*WHAT TO WORK ON*.
Identify each line in the records below that contains the word "insert", and copy it.

** start **

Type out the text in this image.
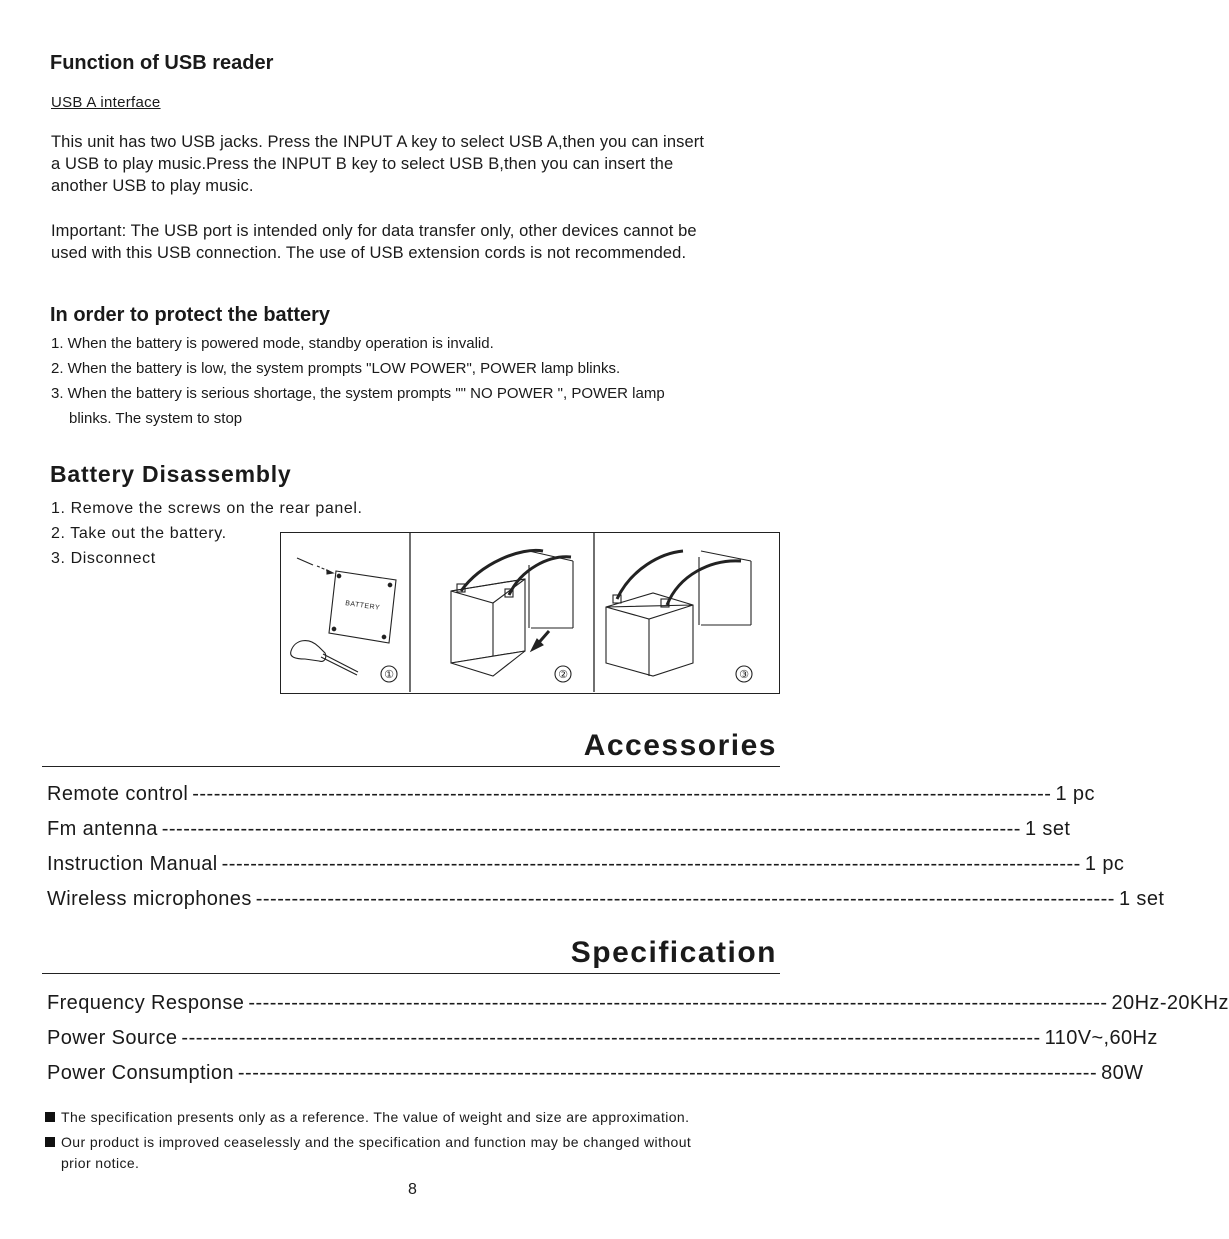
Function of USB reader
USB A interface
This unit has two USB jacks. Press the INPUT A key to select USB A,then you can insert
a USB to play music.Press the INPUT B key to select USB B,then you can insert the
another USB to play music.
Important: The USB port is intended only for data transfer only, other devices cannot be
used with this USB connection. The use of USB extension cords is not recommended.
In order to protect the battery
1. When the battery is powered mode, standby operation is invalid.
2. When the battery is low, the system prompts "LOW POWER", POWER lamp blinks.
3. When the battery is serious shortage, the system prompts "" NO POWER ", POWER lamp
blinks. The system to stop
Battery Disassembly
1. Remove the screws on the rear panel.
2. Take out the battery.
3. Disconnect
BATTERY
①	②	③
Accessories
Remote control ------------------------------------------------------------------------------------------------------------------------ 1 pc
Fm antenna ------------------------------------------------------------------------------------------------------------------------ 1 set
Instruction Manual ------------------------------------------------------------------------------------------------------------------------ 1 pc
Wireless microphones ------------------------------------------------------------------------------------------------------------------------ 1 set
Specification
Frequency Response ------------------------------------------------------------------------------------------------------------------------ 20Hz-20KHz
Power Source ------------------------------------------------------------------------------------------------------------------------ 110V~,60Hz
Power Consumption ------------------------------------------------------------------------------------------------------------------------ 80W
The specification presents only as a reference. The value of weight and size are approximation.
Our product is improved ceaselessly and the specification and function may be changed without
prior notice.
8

** end **

*SOLUTION TO THE PROBLEM*.
This unit has two USB jacks. Press the INPUT A key to select USB A,then you can insert
a USB to play music.Press the INPUT B key to select USB B,then you can insert the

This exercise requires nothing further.